Write out the whole listing exactly as it stands.

----- Working data

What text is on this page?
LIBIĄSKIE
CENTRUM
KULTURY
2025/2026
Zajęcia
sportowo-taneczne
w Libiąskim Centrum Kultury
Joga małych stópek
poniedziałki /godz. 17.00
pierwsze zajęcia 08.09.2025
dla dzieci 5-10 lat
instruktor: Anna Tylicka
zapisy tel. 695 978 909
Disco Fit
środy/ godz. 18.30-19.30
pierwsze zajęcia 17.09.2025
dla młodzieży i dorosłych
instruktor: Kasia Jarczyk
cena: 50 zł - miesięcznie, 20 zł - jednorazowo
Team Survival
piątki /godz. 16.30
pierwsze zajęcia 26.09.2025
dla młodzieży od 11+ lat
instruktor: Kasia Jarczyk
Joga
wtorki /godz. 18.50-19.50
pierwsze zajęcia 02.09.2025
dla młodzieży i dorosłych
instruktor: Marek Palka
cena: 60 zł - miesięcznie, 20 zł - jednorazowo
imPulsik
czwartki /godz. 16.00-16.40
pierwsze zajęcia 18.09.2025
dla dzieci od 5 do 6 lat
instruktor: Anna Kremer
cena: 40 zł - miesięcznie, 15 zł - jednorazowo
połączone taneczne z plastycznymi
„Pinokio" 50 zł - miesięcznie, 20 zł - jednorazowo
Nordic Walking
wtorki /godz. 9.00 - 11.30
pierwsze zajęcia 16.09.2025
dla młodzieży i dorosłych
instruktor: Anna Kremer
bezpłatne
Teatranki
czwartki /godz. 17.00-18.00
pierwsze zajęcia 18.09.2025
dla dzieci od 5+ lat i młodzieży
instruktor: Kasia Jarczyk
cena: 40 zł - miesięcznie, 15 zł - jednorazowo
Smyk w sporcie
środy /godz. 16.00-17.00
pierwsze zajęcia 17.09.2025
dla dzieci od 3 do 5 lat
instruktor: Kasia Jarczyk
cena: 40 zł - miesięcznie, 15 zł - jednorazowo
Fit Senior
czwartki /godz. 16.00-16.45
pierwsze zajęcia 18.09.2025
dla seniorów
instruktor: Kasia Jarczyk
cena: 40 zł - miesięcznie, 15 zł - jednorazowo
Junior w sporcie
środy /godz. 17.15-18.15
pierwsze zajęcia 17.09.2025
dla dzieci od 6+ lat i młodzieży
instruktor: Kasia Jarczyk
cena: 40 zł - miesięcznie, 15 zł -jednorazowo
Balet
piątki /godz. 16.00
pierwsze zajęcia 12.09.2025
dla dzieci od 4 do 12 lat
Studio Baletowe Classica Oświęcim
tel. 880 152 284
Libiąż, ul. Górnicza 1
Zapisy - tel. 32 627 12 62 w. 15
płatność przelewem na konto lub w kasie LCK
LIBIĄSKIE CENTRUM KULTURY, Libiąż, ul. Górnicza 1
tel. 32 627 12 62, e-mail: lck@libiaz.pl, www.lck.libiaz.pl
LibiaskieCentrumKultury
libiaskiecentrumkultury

----------

■ Exercise output ■
What text is on this page?
LIBIĄSKIE
CENTRUM
KULTURY
2025/2026
Zajęcia
sportowo-taneczne
w Libiąskim Centrum Kultury
Joga małych stópek
poniedziałki /godz. 17.00
pierwsze zajęcia 08.09.2025
dla dzieci 5-10 lat
instruktor: Anna Tylicka
zapisy tel. 695 978 909
Disco Fit
środy/ godz. 18.30-19.30
pierwsze zajęcia 17.09.2025
dla młodzieży i dorosłych
instruktor: Kasia Jarczyk
cena: 50 zł - miesięcznie, 20 zł - jednorazowo
Team Survival
piątki /godz. 16.30
pierwsze zajęcia 26.09.2025
dla młodzieży od 11+ lat
instruktor: Kasia Jarczyk
Joga
wtorki /godz. 18.50-19.50
pierwsze zajęcia 02.09.2025
dla młodzieży i dorosłych
instruktor: Marek Palka
cena: 60 zł - miesięcznie, 20 zł - jednorazowo
imPulsik
czwartki /godz. 16.00-16.40
pierwsze zajęcia 18.09.2025
dla dzieci od 5 do 6 lat
instruktor: Anna Kremer
cena: 40 zł - miesięcznie, 15 zł - jednorazowo
połączone taneczne z plastycznymi
„Pinokio" 50 zł - miesięcznie, 20 zł - jednorazowo
Nordic Walking
wtorki /godz. 9.00 - 11.30
pierwsze zajęcia 16.09.2025
dla młodzieży i dorosłych
instruktor: Anna Kremer
bezpłatne
Teatranki
czwartki /godz. 17.00-18.00
pierwsze zajęcia 18.09.2025
dla dzieci od 5+ lat i młodzieży
instruktor: Kasia Jarczyk
cena: 40 zł - miesięcznie, 15 zł - jednorazowo
Smyk w sporcie
środy /godz. 16.00-17.00
pierwsze zajęcia 17.09.2025
dla dzieci od 3 do 5 lat
instruktor: Kasia Jarczyk
cena: 40 zł - miesięcznie, 15 zł - jednorazowo
Fit Senior
czwartki /godz. 16.00-16.45
pierwsze zajęcia 18.09.2025
dla seniorów
instruktor: Kasia Jarczyk
cena: 40 zł - miesięcznie, 15 zł - jednorazowo
Junior w sporcie
środy /godz. 17.15-18.15
pierwsze zajęcia 17.09.2025
dla dzieci od 6+ lat i młodzieży
instruktor: Kasia Jarczyk
cena: 40 zł - miesięcznie, 15 zł -jednorazowo
Balet
piątki /godz. 16.00
pierwsze zajęcia 12.09.2025
dla dzieci od 4 do 12 lat
Studio Baletowe Classica Oświęcim
tel. 880 152 284
Libiąż, ul. Górnicza 1
Zapisy - tel. 32 627 12 62 w. 15
płatność przelewem na konto lub w kasie LCK
LIBIĄSKIE CENTRUM KULTURY, Libiąż, ul. Górnicza 1
tel. 32 627 12 62, e-mail: lck@libiaz.pl, www.lck.libiaz.pl
LibiaskieCentrumKultury
libiaskiecentrumkultury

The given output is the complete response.